Task to complete: Output the entries below exactly as written, omitting pictures.

— start of Provided material —

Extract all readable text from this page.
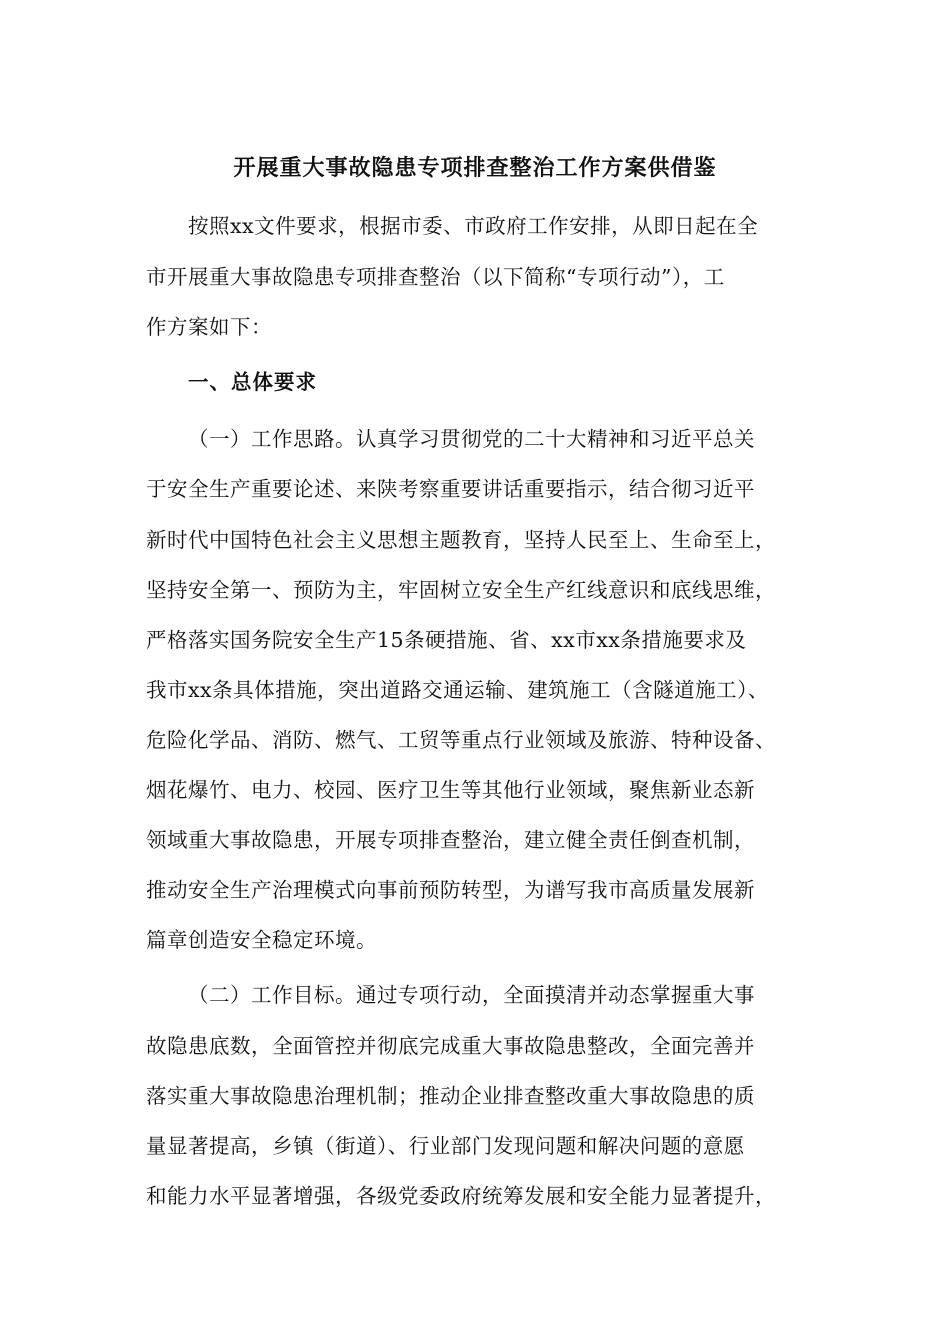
开展重大事故隐患专项排查整治工作方案供借鉴
按照xx文件要求，根据市委、市政府工作安排，从即日起在全
市开展重大事故隐患专项排查整治（以下简称“专项行动”），工
作方案如下：
一、总体要求
（一）工作思路。认真学习贯彻党的二十大精神和习近平总关
于安全生产重要论述、来陕考察重要讲话重要指示，结合彻习近平
新时代中国特色社会主义思想主题教育，坚持人民至上、生命至上，
坚持安全第一、预防为主，牢固树立安全生产红线意识和底线思维，
严格落实国务院安全生产15条硬措施、省、xx市xx条措施要求及
我市xx条具体措施，突出道路交通运输、建筑施工（含隧道施工）、
危险化学品、消防、燃气、工贸等重点行业领域及旅游、特种设备、
烟花爆竹、电力、校园、医疗卫生等其他行业领域，聚焦新业态新
领域重大事故隐患，开展专项排查整治，建立健全责任倒查机制，
推动安全生产治理模式向事前预防转型，为谱写我市高质量发展新
篇章创造安全稳定环境。
（二）工作目标。通过专项行动，全面摸清并动态掌握重大事
故隐患底数，全面管控并彻底完成重大事故隐患整改，全面完善并
落实重大事故隐患治理机制；推动企业排查整改重大事故隐患的质
量显著提高，乡镇（街道）、行业部门发现问题和解决问题的意愿
和能力水平显著增强，各级党委政府统筹发展和安全能力显著提升，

— end of Provided material —

Answer to this exercise:
Extract all readable text from this page.
开展重大事故隐患专项排查整治工作方案供借鉴
按照xx文件要求，根据市委、市政府工作安排，从即日起在全
市开展重大事故隐患专项排查整治（以下简称“专项行动”），工
作方案如下：
一、总体要求
（一）工作思路。认真学习贯彻党的二十大精神和习近平总关
于安全生产重要论述、来陕考察重要讲话重要指示，结合彻习近平
新时代中国特色社会主义思想主题教育，坚持人民至上、生命至上，
坚持安全第一、预防为主，牢固树立安全生产红线意识和底线思维，
严格落实国务院安全生产15条硬措施、省、xx市xx条措施要求及
我市xx条具体措施，突出道路交通运输、建筑施工（含隧道施工）、
危险化学品、消防、燃气、工贸等重点行业领域及旅游、特种设备、
烟花爆竹、电力、校园、医疗卫生等其他行业领域，聚焦新业态新
领域重大事故隐患，开展专项排查整治，建立健全责任倒查机制，
推动安全生产治理模式向事前预防转型，为谱写我市高质量发展新
篇章创造安全稳定环境。
（二）工作目标。通过专项行动，全面摸清并动态掌握重大事
故隐患底数，全面管控并彻底完成重大事故隐患整改，全面完善并
落实重大事故隐患治理机制；推动企业排查整改重大事故隐患的质
量显著提高，乡镇（街道）、行业部门发现问题和解决问题的意愿
和能力水平显著增强，各级党委政府统筹发展和安全能力显著提升，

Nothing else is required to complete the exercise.